--- begin Reading text ---

Right to organize in EPZs. In its previous comments, the Committee requested the Government to provide information and statistics on the number of workers’ welfare associations (WWAs) established in EPZs and on steps taken to amend legislation so that EPZ workers may fully exercise the rights guaranteed by the Convention. In this respect, the Committee notes the Government’s indication that referendums on WWAs were carried out in 246 out of 309 enterprises, and that 154 enterprises had formed WWAs up to 8 January 2012. The Government also states that these WWAs are actively performing their activities as collective bargaining agents. The Government indicates that the Bangladesh Export Processing Zone Authority (BEPZA) has been taking all the required steps to ensure the full implementation of the new EPZ Workers’ Welfare Associations and Industrial Relations Act 2010 (EWWAIRA) by issuing letters and distributing the Act to enterprises of EPZs for establishing WWAs. The Committee notes the allegation of the ITUC that at their peak, there were roughly 90 WWAs in EPZs, and that it is not clear whether the results of the referendums are reliable and reflect a fully informed vote on the part of the workers. The ITUC alleges that WWAs have been unable to function because employers failed to follow the law (e.g. refusing to provide meeting space, refusing to allow workers to hold meetings, refusing to review grievances, refusing to bargain) and BEPZA has failed to enforce it. The ITUC alleges that, as the initial trade union leaders have left or have been fired, new leaders have not taken their places. The ITUC further alleges that the formation of many WWAs in EPZs has been at the initiative of BEPZA which, through management of the affected enterprises, circulated a document to the workers to “demand” formation of WWAs; the entire procedure was allegedly effectively dictated by BEPZA in consultation with the respective employers. The ITUC claims that such a process is not consistent with workers’ right to establish and join organizations of their own choosing. The Committee requests the Government to provide its observations on the ITUC’s comments.

--- end Reading text ---
--- begin Stored rows ---

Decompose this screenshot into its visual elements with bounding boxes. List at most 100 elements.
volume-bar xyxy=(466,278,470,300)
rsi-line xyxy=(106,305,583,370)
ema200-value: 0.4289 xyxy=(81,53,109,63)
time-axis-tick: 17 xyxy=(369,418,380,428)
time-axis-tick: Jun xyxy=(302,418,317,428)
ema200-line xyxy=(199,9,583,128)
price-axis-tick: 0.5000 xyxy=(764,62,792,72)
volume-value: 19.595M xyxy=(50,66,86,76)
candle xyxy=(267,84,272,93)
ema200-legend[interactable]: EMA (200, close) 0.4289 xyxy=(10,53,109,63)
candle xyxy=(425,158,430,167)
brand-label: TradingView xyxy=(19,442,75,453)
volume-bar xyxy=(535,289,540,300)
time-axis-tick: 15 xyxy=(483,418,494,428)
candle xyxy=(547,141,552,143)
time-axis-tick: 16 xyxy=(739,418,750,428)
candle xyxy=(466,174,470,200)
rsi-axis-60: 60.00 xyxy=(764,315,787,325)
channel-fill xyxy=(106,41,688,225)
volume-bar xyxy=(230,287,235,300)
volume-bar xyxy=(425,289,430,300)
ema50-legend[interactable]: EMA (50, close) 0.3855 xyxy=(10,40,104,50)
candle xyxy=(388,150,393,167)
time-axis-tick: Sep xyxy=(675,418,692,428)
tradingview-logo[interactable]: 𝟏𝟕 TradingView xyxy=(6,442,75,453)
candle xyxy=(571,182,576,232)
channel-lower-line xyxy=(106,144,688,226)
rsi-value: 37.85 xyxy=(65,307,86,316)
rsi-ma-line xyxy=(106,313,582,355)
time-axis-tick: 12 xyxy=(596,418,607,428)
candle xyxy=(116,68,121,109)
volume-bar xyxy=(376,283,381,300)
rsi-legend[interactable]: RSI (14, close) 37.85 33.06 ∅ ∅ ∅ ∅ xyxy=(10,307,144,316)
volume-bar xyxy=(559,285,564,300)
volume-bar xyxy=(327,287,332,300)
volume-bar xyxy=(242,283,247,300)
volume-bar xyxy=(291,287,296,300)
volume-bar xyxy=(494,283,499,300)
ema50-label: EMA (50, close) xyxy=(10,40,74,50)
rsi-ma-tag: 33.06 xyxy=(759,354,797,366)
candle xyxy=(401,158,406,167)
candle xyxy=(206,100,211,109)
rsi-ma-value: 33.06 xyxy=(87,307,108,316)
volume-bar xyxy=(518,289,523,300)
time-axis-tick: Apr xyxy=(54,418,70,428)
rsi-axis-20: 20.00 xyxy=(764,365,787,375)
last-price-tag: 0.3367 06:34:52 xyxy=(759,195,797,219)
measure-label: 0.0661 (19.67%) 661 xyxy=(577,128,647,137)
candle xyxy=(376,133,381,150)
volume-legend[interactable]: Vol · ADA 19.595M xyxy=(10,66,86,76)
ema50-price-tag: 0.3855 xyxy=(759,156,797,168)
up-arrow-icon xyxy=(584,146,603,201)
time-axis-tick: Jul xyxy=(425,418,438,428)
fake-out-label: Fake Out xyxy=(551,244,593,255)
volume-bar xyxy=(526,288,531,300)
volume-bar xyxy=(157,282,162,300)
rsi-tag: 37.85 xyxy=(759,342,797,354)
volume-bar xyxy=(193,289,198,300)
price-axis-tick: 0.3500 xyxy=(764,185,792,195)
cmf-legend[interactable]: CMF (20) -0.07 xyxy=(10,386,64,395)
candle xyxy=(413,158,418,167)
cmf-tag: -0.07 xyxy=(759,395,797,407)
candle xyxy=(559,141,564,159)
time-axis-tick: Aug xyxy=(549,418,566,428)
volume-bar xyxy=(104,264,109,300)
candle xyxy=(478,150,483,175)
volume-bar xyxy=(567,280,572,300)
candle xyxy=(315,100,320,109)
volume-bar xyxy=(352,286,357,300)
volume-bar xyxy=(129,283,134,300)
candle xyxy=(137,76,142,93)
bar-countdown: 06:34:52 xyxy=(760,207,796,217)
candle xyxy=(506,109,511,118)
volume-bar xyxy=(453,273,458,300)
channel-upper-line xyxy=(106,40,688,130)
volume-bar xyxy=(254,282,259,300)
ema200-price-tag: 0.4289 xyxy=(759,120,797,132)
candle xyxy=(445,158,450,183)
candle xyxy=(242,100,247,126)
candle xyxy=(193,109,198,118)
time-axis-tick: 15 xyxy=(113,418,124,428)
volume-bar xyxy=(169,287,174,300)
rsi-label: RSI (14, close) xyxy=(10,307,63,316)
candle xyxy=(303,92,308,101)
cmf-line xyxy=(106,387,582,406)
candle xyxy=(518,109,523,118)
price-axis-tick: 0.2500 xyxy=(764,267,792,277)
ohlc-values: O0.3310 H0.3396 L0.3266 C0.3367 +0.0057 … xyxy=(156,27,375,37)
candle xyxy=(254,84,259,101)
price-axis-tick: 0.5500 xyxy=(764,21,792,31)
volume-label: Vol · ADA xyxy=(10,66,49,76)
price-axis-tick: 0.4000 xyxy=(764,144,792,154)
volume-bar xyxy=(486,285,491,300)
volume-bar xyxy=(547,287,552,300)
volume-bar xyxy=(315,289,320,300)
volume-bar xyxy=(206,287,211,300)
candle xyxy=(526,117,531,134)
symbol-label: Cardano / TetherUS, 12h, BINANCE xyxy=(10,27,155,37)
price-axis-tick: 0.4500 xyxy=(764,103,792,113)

--- end Stored rows ---

#### [Written request 1]
According to the text on the right to organize in EPZs, in how many enterprises were referendums on WWAs carried out?
#### [Written request 2]
Find every line in the records that contains the string "TradingView", and copy each of those lines. Case counts.

#### [Complete output 1]
In 246 out of 309 enterprises.

#### [Complete output 2]
brand-label: TradingView xyxy=(19,442,75,453)
tradingview-logo[interactable]: 𝟏𝟕 TradingView xyxy=(6,442,75,453)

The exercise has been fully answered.